-- START --

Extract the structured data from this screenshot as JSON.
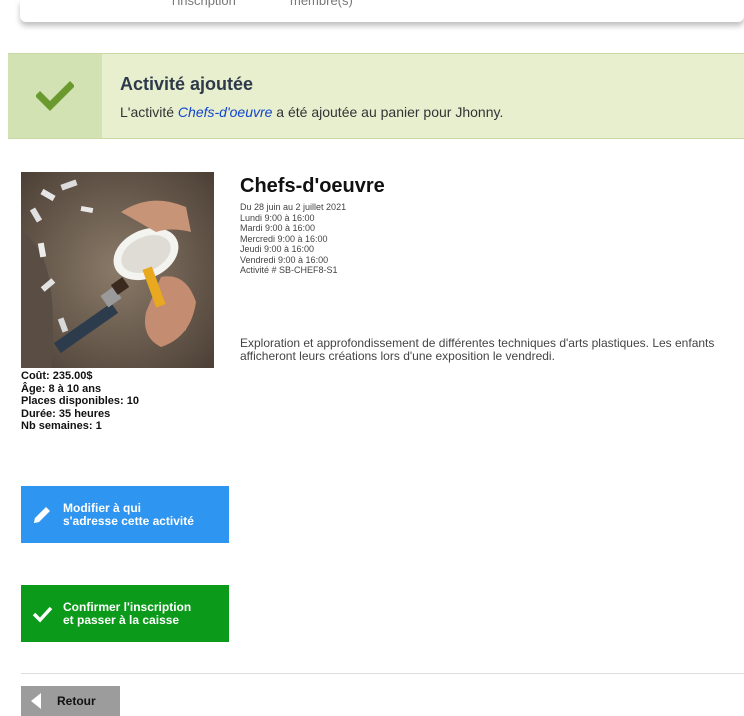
{
  "top_tabs": [
    {
      "label": "l'inscription"
    },
    {
      "label": "membre(s)"
    }
  ],
  "banner": {
    "title": "Activité ajoutée",
    "message_prefix": "L'activité ",
    "activity_link": "Chefs-d'oeuvre",
    "message_suffix": " a été ajoutée au panier pour Jhonny.",
    "accent_color": "#6a9a2e"
  },
  "activity": {
    "title": "Chefs-d'oeuvre",
    "schedule": [
      "Du 28 juin au 2 juillet 2021",
      "Lundi 9:00 à 16:00",
      "Mardi 9:00 à 16:00",
      "Mercredi 9:00 à 16:00",
      "Jeudi 9:00 à 16:00",
      "Vendredi 9:00 à 16:00",
      "Activité # SB-CHEF8-S1"
    ],
    "description": "Exploration et approfondissement de différentes techniques d'arts plastiques. Les enfants afficheront leurs créations lors d'une exposition le vendredi.",
    "details": [
      "Coût: 235.00$",
      "Âge: 8 à 10 ans",
      "Places disponibles: 10",
      "Durée: 35 heures",
      "Nb semaines: 1"
    ]
  },
  "buttons": {
    "modify": {
      "line1": "Modifier à qui",
      "line2": "s'adresse cette activité",
      "color": "#2e95f0"
    },
    "confirm": {
      "line1": "Confirmer l'inscription",
      "line2": "et passer à la caisse",
      "color": "#0c9a1a"
    },
    "back": {
      "label": "Retour"
    }
  }
}
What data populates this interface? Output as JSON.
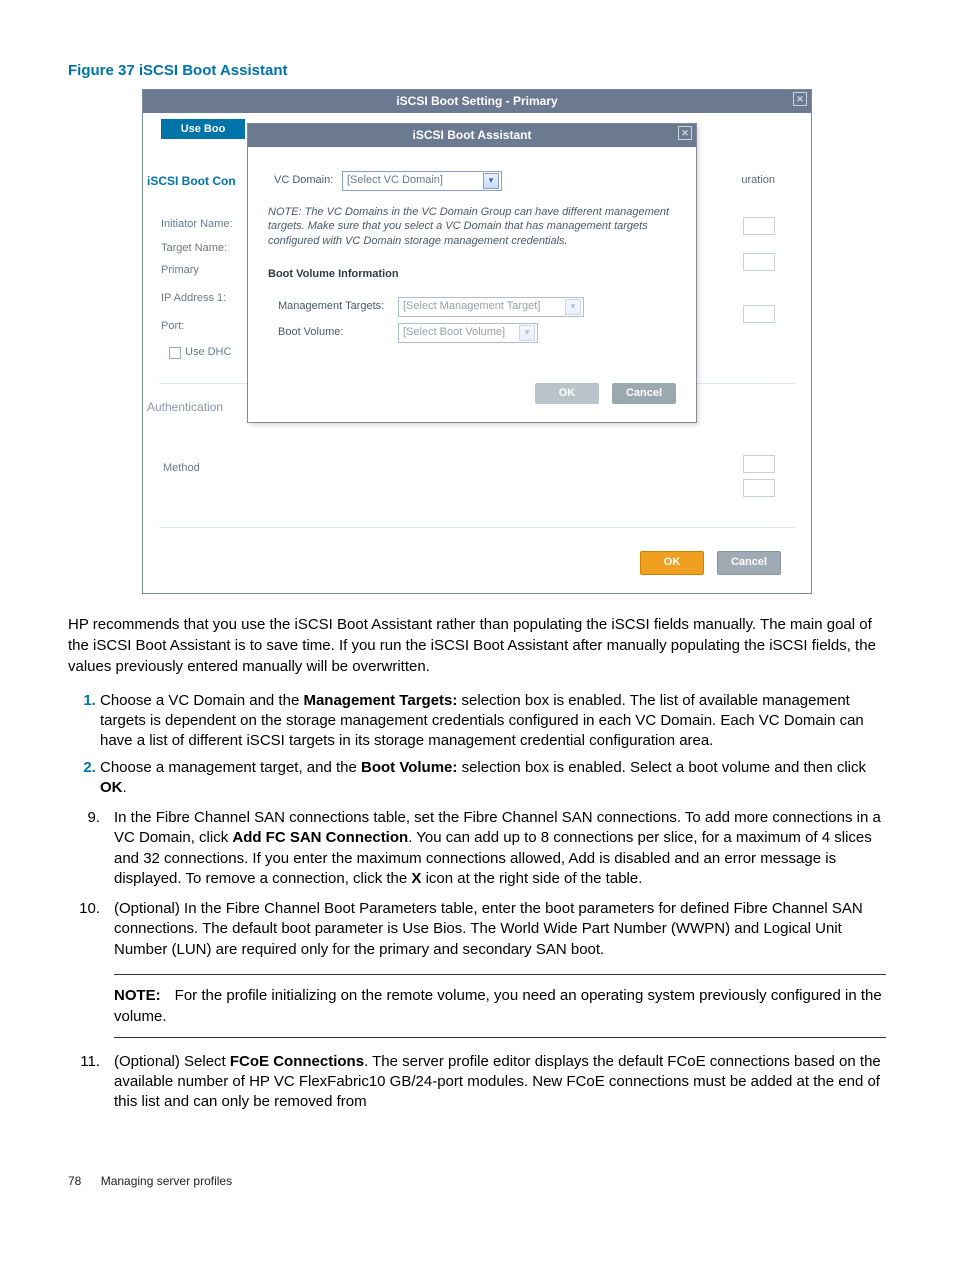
{
  "figure": {
    "caption": "Figure 37 iSCSI Boot Assistant"
  },
  "outerDialog": {
    "title": "iSCSI Boot Setting - Primary",
    "tabLabel": "Use Boo",
    "sectionHeading": "iSCSI Boot Con",
    "rightPartialText": "uration",
    "labels": {
      "initiator": "Initiator Name:",
      "target": "Target Name:",
      "primary": "Primary",
      "ip": "IP Address 1:",
      "port": "Port:",
      "useDhcp": "Use DHC",
      "auth": "Authentication",
      "method": "Method"
    },
    "buttons": {
      "ok": "OK",
      "cancel": "Cancel"
    }
  },
  "innerDialog": {
    "title": "iSCSI Boot Assistant",
    "vcDomain": {
      "label": "VC Domain:",
      "placeholder": "[Select VC Domain]"
    },
    "note": "NOTE: The VC Domains in the VC Domain Group can have different management targets. Make sure that you select a VC Domain that has management targets configured with VC Domain storage management credentials.",
    "section": "Boot Volume Information",
    "mgmtTargets": {
      "label": "Management Targets:",
      "placeholder": "[Select Management Target]"
    },
    "bootVolume": {
      "label": "Boot Volume:",
      "placeholder": "[Select Boot Volume]"
    },
    "buttons": {
      "ok": "OK",
      "cancel": "Cancel"
    }
  },
  "body": {
    "p1": "HP recommends that you use the iSCSI Boot Assistant rather than populating the iSCSI fields manually. The main goal of the iSCSI Boot Assistant is to save time. If you run the iSCSI Boot Assistant after manually populating the iSCSI fields, the values previously entered manually will be overwritten.",
    "sub1_a": "Choose a VC Domain and the ",
    "sub1_bold": "Management Targets:",
    "sub1_b": " selection box is enabled. The list of available management targets is dependent on the storage management credentials configured in each VC Domain. Each VC Domain can have a list of different iSCSI targets in its storage management credential configuration area.",
    "sub2_a": "Choose a management target, and the ",
    "sub2_bold": "Boot Volume:",
    "sub2_b": " selection box is enabled. Select a boot volume and then click ",
    "sub2_ok": "OK",
    "sub2_c": ".",
    "step9_num": "9.",
    "step9_a": "In the Fibre Channel SAN connections table, set the Fibre Channel SAN connections. To add more connections in a VC Domain, click ",
    "step9_bold": "Add FC SAN Connection",
    "step9_b": ". You can add up to 8 connections per slice, for a maximum of 4 slices and 32 connections. If you enter the maximum connections allowed, Add is disabled and an error message is displayed. To remove a connection, click the ",
    "step9_x": "X",
    "step9_c": " icon at the right side of the table.",
    "step10_num": "10.",
    "step10": "(Optional) In the Fibre Channel Boot Parameters table, enter the boot parameters for defined Fibre Channel SAN connections. The default boot parameter is Use Bios. The World Wide Part Number (WWPN) and Logical Unit Number (LUN) are required only for the primary and secondary SAN boot.",
    "noteLabel": "NOTE:",
    "noteText": "For the profile initializing on the remote volume, you need an operating system previously configured in the volume.",
    "step11_num": "11.",
    "step11_a": "(Optional) Select ",
    "step11_bold": "FCoE Connections",
    "step11_b": ". The server profile editor displays the default FCoE connections based on the available number of HP VC FlexFabric10 GB/24-port modules. New FCoE connections must be added at the end of this list and can only be removed from"
  },
  "footer": {
    "pageNum": "78",
    "section": "Managing server profiles"
  }
}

-- END --

Problem to work on
Reproduce every line exactly and omit all pictures.

Full output
Extract the structured data from this screenshot as JSON.
{
  "top_tabs": [
    {
      "label": "l'inscription"
    },
    {
      "label": "membre(s)"
    }
  ],
  "banner": {
    "title": "Activité ajoutée",
    "message_prefix": "L'activité ",
    "activity_link": "Chefs-d'oeuvre",
    "message_suffix": " a été ajoutée au panier pour Jhonny.",
    "accent_color": "#6a9a2e"
  },
  "activity": {
    "title": "Chefs-d'oeuvre",
    "schedule": [
      "Du 28 juin au 2 juillet 2021",
      "Lundi 9:00 à 16:00",
      "Mardi 9:00 à 16:00",
      "Mercredi 9:00 à 16:00",
      "Jeudi 9:00 à 16:00",
      "Vendredi 9:00 à 16:00",
      "Activité # SB-CHEF8-S1"
    ],
    "description": "Exploration et approfondissement de différentes techniques d'arts plastiques. Les enfants afficheront leurs créations lors d'une exposition le vendredi.",
    "details": [
      "Coût: 235.00$",
      "Âge: 8 à 10 ans",
      "Places disponibles: 10",
      "Durée: 35 heures",
      "Nb semaines: 1"
    ]
  },
  "buttons": {
    "modify": {
      "line1": "Modifier à qui",
      "line2": "s'adresse cette activité",
      "color": "#2e95f0"
    },
    "confirm": {
      "line1": "Confirmer l'inscription",
      "line2": "et passer à la caisse",
      "color": "#0c9a1a"
    },
    "back": {
      "label": "Retour"
    }
  }
}
What data populates this interface? Output as JSON.
{
  "figure": {
    "caption": "Figure 37 iSCSI Boot Assistant"
  },
  "outerDialog": {
    "title": "iSCSI Boot Setting - Primary",
    "tabLabel": "Use Boo",
    "sectionHeading": "iSCSI Boot Con",
    "rightPartialText": "uration",
    "labels": {
      "initiator": "Initiator Name:",
      "target": "Target Name:",
      "primary": "Primary",
      "ip": "IP Address 1:",
      "port": "Port:",
      "useDhcp": "Use DHC",
      "auth": "Authentication",
      "method": "Method"
    },
    "buttons": {
      "ok": "OK",
      "cancel": "Cancel"
    }
  },
  "innerDialog": {
    "title": "iSCSI Boot Assistant",
    "vcDomain": {
      "label": "VC Domain:",
      "placeholder": "[Select VC Domain]"
    },
    "note": "NOTE: The VC Domains in the VC Domain Group can have different management targets. Make sure that you select a VC Domain that has management targets configured with VC Domain storage management credentials.",
    "section": "Boot Volume Information",
    "mgmtTargets": {
      "label": "Management Targets:",
      "placeholder": "[Select Management Target]"
    },
    "bootVolume": {
      "label": "Boot Volume:",
      "placeholder": "[Select Boot Volume]"
    },
    "buttons": {
      "ok": "OK",
      "cancel": "Cancel"
    }
  },
  "body": {
    "p1": "HP recommends that you use the iSCSI Boot Assistant rather than populating the iSCSI fields manually. The main goal of the iSCSI Boot Assistant is to save time. If you run the iSCSI Boot Assistant after manually populating the iSCSI fields, the values previously entered manually will be overwritten.",
    "sub1_a": "Choose a VC Domain and the ",
    "sub1_bold": "Management Targets:",
    "sub1_b": " selection box is enabled. The list of available management targets is dependent on the storage management credentials configured in each VC Domain. Each VC Domain can have a list of different iSCSI targets in its storage management credential configuration area.",
    "sub2_a": "Choose a management target, and the ",
    "sub2_bold": "Boot Volume:",
    "sub2_b": " selection box is enabled. Select a boot volume and then click ",
    "sub2_ok": "OK",
    "sub2_c": ".",
    "step9_num": "9.",
    "step9_a": "In the Fibre Channel SAN connections table, set the Fibre Channel SAN connections. To add more connections in a VC Domain, click ",
    "step9_bold": "Add FC SAN Connection",
    "step9_b": ". You can add up to 8 connections per slice, for a maximum of 4 slices and 32 connections. If you enter the maximum connections allowed, Add is disabled and an error message is displayed. To remove a connection, click the ",
    "step9_x": "X",
    "step9_c": " icon at the right side of the table.",
    "step10_num": "10.",
    "step10": "(Optional) In the Fibre Channel Boot Parameters table, enter the boot parameters for defined Fibre Channel SAN connections. The default boot parameter is Use Bios. The World Wide Part Number (WWPN) and Logical Unit Number (LUN) are required only for the primary and secondary SAN boot.",
    "noteLabel": "NOTE:",
    "noteText": "For the profile initializing on the remote volume, you need an operating system previously configured in the volume.",
    "step11_num": "11.",
    "step11_a": "(Optional) Select ",
    "step11_bold": "FCoE Connections",
    "step11_b": ". The server profile editor displays the default FCoE connections based on the available number of HP VC FlexFabric10 GB/24-port modules. New FCoE connections must be added at the end of this list and can only be removed from"
  },
  "footer": {
    "pageNum": "78",
    "section": "Managing server profiles"
  }
}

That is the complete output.